[start]

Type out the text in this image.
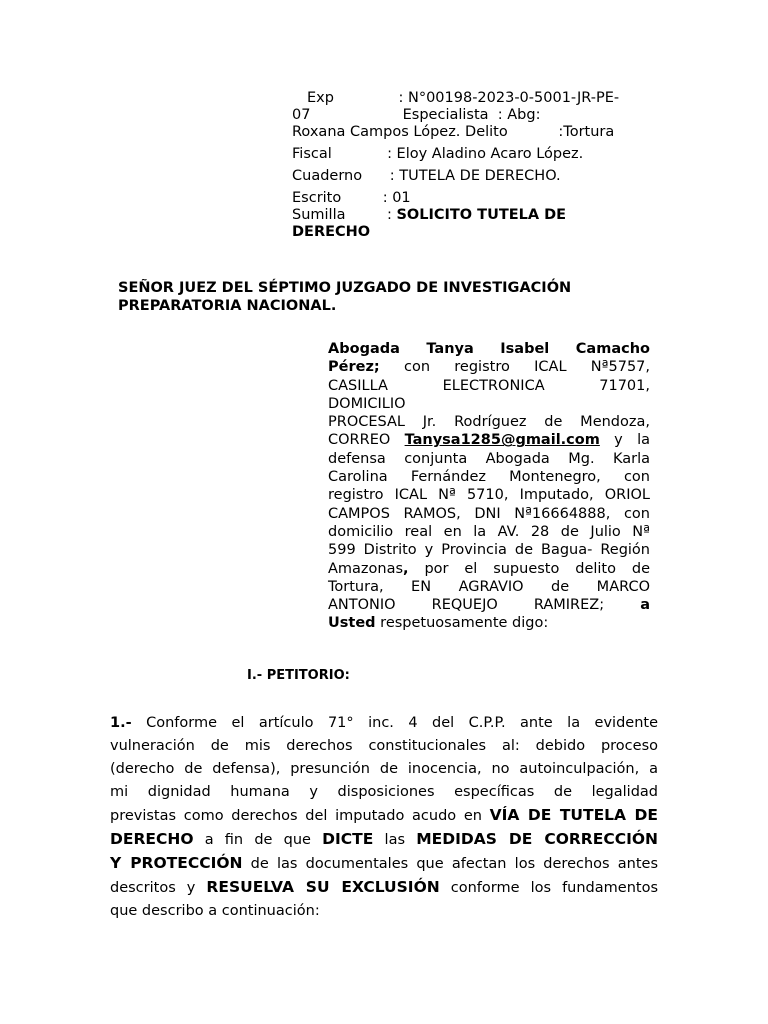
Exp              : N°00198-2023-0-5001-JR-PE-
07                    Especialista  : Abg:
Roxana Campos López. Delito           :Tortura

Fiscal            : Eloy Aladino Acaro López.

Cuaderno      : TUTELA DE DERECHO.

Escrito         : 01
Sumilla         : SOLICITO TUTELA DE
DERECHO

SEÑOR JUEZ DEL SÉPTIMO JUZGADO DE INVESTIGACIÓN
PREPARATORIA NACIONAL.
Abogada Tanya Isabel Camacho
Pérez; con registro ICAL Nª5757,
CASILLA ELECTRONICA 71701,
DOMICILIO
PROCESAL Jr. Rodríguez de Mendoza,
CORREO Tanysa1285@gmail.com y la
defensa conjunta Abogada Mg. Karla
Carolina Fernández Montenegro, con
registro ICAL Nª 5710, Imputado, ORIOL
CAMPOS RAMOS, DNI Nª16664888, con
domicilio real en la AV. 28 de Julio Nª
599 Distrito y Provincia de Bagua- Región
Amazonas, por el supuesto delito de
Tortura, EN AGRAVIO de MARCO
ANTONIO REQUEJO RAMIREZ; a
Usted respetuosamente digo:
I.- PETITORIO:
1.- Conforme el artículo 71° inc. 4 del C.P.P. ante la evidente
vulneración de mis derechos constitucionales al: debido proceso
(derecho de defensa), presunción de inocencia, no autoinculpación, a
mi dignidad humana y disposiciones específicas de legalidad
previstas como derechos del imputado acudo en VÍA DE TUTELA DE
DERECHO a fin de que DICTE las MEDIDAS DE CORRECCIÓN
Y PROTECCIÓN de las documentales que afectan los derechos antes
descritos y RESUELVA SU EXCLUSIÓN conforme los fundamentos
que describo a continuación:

[end]

TASK DESCRIPTION » Using the material above, retype each entry exactly and omit the pictures.

EXERCISE SOLUTION »
Type out the text in this image.
Exp              : N°00198-2023-0-5001-JR-PE-
07                    Especialista  : Abg:
Roxana Campos López. Delito           :Tortura

Fiscal            : Eloy Aladino Acaro López.

Cuaderno      : TUTELA DE DERECHO.

Escrito         : 01
Sumilla         : SOLICITO TUTELA DE
DERECHO

SEÑOR JUEZ DEL SÉPTIMO JUZGADO DE INVESTIGACIÓN
PREPARATORIA NACIONAL.
Abogada Tanya Isabel Camacho
Pérez; con registro ICAL Nª5757,
CASILLA ELECTRONICA 71701,
DOMICILIO
PROCESAL Jr. Rodríguez de Mendoza,
CORREO Tanysa1285@gmail.com y la
defensa conjunta Abogada Mg. Karla
Carolina Fernández Montenegro, con
registro ICAL Nª 5710, Imputado, ORIOL
CAMPOS RAMOS, DNI Nª16664888, con
domicilio real en la AV. 28 de Julio Nª
599 Distrito y Provincia de Bagua- Región
Amazonas, por el supuesto delito de
Tortura, EN AGRAVIO de MARCO
ANTONIO REQUEJO RAMIREZ; a
Usted respetuosamente digo:
I.- PETITORIO:
1.- Conforme el artículo 71° inc. 4 del C.P.P. ante la evidente
vulneración de mis derechos constitucionales al: debido proceso
(derecho de defensa), presunción de inocencia, no autoinculpación, a
mi dignidad humana y disposiciones específicas de legalidad
previstas como derechos del imputado acudo en VÍA DE TUTELA DE
DERECHO a fin de que DICTE las MEDIDAS DE CORRECCIÓN
Y PROTECCIÓN de las documentales que afectan los derechos antes
descritos y RESUELVA SU EXCLUSIÓN conforme los fundamentos
que describo a continuación:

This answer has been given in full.